» **TASK OBJECTIVE**:
Carry on the molecular biology problem set from where it stops.

» **DOCUMENT EXTRACT**:
^^^^^^^^^^^^^^^^
As shown in class, application of the classical chromosome mixing matrix shows equilibrium is reached in the next generation and that the ratios are A/A-16, A/a-9, aa-1.

2. a. Show how 24 oligonucleotides could be annealed together to form a three dimensional cube. b. What is the most complicated structure to date that has been formed by annealing pieces of DNA? When you have found the most recent and most complex structure formed, note the rather surprising annealing conditions.

For each of the eight corners of the cube, generate three oligonucleotides, spanning about half of two edges. Make each end also possess homology to the end of the corresponding oligo for the other corner on that edge and face. Some amazing structures are now being built. Equally amazing is the very long times, weeks sometimes, that the DNA must be annealed

Assigned Oct. 23, due Oct. 30

1. a. Drawing of cube

b. Bridge PCR is a method for generated localized areas containing perhaps 106 molecules of one sequence on a glass plate. Most of the images of bridge PCR that you get from a Google search are incorrect. Pick one such depiction and show why it is wrong, and then generate a correct drawing(s).

Many illustrations show only one type of primer attached to the surface of the flow cell or clusters of sequences all in the same orientation. In order for bridge amplification to occur, properly, both the (different) 5' and 3 ' primers must be present.

2. From the offerings of a company that synthesizes DNA oligonucleotides pick a special nucleotide that can be introduced during DNA synthesis that will subsequently allow crosslinking to a protein bound very near the modification, and perhaps allow subsequent identification of the protein.

Bromodeoxyuridine (BrdU) is a thymidine analog that can be crosslinked to proteins through exposure to UV light

Assigned Oct. 25, due Nov. 6

1. The construction of a gene for a TALEN protein requires addressing a technical difficulty, and the binding of a TALEN protein to DNA raises an interesting question. What are they?

The multiple repeats of the 34 amino acid unit make it hard to assemble the corresponding gene. Given the length of the target DNA sequence (around 36 basepairs), TALENS must physically wrap around the DNA molecule multiple times, raising the question of just how this can be accomplished efficiently

2. How the heck can CRISPR find its target so quickly considering the fact that only very rarely is a stretch of double-stranded DNA spontaneously melted to expose a single strand to the CRISPR?
^^^^^^^^^^^^^^^^
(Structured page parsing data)
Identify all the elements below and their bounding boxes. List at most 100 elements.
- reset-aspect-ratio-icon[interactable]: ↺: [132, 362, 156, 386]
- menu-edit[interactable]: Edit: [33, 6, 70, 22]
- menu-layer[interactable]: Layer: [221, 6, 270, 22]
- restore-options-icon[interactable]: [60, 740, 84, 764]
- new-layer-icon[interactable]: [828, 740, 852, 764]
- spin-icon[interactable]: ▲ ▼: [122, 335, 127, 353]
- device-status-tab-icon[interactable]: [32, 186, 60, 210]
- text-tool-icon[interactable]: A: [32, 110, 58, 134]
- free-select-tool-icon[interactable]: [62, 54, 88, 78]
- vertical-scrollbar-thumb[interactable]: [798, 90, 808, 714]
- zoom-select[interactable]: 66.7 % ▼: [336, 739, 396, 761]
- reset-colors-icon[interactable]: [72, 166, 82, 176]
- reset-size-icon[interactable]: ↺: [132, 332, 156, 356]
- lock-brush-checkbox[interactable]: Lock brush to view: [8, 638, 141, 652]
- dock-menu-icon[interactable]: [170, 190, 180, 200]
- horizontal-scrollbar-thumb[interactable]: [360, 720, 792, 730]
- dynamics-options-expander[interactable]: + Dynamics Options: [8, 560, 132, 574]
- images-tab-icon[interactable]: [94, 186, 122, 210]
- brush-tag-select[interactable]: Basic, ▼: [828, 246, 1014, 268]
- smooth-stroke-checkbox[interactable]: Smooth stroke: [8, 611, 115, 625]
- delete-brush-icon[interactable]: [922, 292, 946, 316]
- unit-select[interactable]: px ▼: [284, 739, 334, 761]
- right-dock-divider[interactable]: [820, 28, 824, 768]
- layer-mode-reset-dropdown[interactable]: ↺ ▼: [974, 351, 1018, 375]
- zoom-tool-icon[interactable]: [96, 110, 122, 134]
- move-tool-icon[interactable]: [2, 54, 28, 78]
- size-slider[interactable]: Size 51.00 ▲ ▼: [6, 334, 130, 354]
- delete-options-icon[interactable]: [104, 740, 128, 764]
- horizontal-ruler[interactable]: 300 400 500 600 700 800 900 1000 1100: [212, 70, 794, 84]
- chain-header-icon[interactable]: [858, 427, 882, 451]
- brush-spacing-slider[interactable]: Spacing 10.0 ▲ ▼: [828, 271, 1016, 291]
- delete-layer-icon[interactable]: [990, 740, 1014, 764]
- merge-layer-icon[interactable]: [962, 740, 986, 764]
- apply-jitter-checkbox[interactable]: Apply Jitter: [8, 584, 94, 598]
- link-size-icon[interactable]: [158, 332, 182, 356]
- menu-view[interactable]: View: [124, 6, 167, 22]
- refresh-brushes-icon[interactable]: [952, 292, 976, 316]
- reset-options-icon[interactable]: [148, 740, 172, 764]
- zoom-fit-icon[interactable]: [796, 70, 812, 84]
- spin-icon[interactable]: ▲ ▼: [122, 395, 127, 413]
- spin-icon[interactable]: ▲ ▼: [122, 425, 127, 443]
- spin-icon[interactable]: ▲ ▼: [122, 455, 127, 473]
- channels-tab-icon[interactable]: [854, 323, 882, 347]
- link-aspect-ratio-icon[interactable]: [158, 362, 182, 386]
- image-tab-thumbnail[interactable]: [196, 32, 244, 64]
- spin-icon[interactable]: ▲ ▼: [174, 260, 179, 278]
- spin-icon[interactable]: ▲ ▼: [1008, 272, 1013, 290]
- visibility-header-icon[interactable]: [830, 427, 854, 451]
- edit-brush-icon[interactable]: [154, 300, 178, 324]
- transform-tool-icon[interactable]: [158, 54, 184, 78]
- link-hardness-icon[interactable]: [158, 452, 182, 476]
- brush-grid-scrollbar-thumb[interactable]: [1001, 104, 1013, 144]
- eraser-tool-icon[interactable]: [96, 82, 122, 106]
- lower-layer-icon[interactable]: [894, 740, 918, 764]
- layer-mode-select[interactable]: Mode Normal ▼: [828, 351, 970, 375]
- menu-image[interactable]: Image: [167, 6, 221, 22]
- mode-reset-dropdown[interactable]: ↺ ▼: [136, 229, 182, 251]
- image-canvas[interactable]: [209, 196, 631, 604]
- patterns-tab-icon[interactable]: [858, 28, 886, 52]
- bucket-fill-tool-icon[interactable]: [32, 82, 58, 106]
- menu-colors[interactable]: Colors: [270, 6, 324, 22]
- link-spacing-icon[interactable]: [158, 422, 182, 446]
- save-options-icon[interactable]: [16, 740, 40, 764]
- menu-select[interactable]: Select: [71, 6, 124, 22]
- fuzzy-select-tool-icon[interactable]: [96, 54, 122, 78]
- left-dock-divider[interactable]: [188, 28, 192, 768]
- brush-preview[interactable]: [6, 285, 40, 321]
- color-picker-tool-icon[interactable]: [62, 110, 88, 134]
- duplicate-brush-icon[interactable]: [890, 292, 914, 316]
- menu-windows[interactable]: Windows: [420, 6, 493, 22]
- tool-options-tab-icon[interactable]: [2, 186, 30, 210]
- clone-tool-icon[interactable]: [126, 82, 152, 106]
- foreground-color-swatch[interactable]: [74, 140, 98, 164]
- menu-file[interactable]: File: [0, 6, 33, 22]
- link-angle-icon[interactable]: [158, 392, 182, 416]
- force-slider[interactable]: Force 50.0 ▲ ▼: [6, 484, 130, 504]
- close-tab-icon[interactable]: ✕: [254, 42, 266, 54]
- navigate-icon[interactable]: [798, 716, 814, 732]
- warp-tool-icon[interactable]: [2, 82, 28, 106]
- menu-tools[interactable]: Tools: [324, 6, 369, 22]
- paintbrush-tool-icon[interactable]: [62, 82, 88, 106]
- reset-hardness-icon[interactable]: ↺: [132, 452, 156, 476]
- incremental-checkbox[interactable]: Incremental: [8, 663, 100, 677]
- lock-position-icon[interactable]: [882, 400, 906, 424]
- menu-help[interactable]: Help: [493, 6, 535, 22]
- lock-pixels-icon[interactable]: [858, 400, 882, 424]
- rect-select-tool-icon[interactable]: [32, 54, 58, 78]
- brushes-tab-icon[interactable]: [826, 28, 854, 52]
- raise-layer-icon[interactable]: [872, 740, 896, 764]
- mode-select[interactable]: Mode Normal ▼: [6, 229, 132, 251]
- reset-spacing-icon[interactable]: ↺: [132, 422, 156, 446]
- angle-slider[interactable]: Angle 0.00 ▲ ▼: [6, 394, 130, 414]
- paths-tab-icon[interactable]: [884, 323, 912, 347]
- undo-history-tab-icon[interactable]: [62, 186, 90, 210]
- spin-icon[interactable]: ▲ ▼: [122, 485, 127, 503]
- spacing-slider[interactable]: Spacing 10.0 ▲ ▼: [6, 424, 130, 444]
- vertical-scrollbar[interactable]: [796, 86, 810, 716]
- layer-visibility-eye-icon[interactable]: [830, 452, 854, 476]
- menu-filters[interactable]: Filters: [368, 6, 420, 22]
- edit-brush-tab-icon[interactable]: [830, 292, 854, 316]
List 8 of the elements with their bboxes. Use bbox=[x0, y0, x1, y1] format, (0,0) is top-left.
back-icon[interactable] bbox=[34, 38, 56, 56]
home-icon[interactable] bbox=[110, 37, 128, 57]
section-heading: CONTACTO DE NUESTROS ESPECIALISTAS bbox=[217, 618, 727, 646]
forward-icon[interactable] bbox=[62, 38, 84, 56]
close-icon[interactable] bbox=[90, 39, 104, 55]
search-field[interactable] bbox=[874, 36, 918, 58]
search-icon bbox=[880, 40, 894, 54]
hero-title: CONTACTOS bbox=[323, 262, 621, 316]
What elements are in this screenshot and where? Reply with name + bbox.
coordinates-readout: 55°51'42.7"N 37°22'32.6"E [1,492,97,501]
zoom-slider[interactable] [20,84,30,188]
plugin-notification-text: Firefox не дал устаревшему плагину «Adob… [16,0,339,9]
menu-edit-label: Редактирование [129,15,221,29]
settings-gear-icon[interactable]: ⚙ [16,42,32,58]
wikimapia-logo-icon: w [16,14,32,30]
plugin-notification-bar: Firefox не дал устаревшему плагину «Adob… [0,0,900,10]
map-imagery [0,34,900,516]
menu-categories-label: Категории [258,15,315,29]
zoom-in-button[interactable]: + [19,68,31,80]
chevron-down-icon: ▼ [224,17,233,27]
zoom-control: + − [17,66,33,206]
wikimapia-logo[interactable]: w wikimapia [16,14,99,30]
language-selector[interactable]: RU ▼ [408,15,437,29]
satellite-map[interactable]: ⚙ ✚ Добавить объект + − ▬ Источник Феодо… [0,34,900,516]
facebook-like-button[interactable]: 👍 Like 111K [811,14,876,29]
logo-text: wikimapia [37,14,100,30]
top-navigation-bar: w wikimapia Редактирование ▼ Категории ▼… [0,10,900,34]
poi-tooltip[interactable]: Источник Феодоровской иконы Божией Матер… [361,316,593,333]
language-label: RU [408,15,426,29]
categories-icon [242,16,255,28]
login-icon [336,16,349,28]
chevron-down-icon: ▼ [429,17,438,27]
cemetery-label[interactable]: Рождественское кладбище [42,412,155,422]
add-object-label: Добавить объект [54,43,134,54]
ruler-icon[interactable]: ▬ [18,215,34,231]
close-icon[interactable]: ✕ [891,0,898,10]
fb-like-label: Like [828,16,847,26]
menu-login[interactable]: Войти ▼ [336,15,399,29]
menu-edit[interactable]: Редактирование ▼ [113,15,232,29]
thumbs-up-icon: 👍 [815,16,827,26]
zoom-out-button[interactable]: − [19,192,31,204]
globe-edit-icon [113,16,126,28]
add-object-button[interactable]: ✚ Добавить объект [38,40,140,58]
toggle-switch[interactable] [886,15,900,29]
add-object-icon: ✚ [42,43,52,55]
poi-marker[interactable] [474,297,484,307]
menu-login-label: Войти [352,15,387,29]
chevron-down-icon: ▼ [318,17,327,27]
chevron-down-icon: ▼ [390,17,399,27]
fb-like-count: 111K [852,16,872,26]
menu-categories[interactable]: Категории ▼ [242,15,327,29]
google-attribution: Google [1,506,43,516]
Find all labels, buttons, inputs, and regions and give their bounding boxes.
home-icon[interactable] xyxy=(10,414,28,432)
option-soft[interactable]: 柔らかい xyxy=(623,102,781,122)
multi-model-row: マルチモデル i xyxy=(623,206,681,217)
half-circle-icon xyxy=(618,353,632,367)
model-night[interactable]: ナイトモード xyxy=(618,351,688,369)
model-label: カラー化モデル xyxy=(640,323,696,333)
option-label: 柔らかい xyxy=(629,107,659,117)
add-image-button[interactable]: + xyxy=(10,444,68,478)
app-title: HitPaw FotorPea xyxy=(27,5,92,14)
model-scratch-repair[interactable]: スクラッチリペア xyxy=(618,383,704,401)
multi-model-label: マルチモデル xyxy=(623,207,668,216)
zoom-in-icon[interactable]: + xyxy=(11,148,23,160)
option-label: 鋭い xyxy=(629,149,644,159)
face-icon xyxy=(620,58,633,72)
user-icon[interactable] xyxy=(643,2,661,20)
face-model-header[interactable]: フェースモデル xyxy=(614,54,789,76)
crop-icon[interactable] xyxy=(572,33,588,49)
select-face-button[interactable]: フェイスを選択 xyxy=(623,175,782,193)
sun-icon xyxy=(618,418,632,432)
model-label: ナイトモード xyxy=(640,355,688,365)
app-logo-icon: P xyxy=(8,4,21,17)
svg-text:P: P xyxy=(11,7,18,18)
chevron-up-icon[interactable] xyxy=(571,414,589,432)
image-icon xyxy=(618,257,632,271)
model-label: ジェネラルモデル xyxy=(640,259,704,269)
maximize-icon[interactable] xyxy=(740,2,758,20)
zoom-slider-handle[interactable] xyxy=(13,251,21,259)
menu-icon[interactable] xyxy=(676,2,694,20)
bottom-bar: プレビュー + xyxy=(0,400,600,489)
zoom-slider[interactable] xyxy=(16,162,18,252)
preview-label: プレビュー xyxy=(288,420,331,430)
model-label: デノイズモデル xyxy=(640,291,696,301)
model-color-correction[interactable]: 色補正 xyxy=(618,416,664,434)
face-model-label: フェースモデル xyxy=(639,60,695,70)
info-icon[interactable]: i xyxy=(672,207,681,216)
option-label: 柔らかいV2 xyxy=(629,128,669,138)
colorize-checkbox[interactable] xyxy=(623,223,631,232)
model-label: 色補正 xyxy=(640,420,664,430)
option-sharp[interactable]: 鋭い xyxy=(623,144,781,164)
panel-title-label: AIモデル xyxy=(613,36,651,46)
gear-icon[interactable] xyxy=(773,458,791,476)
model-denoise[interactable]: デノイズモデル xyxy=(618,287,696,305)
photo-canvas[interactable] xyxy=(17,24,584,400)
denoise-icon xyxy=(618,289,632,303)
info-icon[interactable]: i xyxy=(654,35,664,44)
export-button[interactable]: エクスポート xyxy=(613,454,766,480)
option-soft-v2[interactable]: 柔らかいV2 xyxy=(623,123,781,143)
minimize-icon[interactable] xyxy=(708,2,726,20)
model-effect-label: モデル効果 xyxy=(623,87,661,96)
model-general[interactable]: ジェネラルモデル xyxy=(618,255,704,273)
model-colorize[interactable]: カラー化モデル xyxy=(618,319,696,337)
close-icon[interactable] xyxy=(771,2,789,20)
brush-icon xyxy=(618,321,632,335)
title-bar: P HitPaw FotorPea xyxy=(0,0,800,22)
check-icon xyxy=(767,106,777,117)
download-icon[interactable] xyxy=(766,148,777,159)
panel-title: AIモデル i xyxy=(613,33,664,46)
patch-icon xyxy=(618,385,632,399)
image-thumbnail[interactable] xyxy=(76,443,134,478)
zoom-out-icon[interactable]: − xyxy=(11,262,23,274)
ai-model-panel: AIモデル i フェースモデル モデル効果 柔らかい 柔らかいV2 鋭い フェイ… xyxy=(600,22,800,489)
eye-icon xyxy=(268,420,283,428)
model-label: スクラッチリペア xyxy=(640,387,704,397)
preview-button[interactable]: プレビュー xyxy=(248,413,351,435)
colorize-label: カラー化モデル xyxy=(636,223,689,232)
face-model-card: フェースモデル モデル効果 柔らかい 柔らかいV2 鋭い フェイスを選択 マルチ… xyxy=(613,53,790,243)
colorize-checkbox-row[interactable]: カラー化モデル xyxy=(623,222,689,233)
^^^^^^^^^^^^^^^^
» **EXPECTED ANSWER**:
Cas9 first scans for the PAM sequence in ds DNA, then waits for melting of the recognition region, but aborts when the unzipping encounters an incorrect base. Nonetheless, it is still mysterious how cas9 can find target sequences so quickly.

Assigned Oct. 30, due Nov. 8

1. The namesake problem. From the spelling of your name, birthplace, date of birth, remove the letters not used as single letter abbreviations of the amino acids. Then use Blast at the NLM to find your namesake protein. Comment on the degree of homology

2. Does the Needleman-Wunsch global alignment method give the same alignment if you apply the same principle starting from the N-terminus?

Yes, try it and see. This is not a surprise because the Needleman-Wunsch method was advertised as providing the best global alignment, and thus it should not matter which end you start from.

Assigned Nov. 6, due Nov. 13

1. Problem 11.7 from text.

2. What would you conclude if a small fraction of AraC minus mutations could be suppressed by compensating mutations in RNA polymerase, but that no mutations exist in AraC that can be currected by mutations in CRP protein?

Assigned Nov. 8, due Nov. 15

1. and 2. What mechanism does the structure of ToxT, a relative of AraC, at first suggest for the mechanism by which AraC shifts from DNA looping in the absence of arabinose to binding to adjacent DNA half-sites in the presence of arabinose? Is this mechanism compatible or incompatible with the structure or AraC or with any other information you known or have read about AraC? Tell why.

Assigned Nov. 13, due Nov. 27

1. How would you isolate nonsense mutations in the S gene of phage lambda?

2. Messenger initiating from prm begins with the translation initiation codon AUG of repressor. Why does this absence of a ribosome binding site minimize fluctuations in the level of repressor in the cell?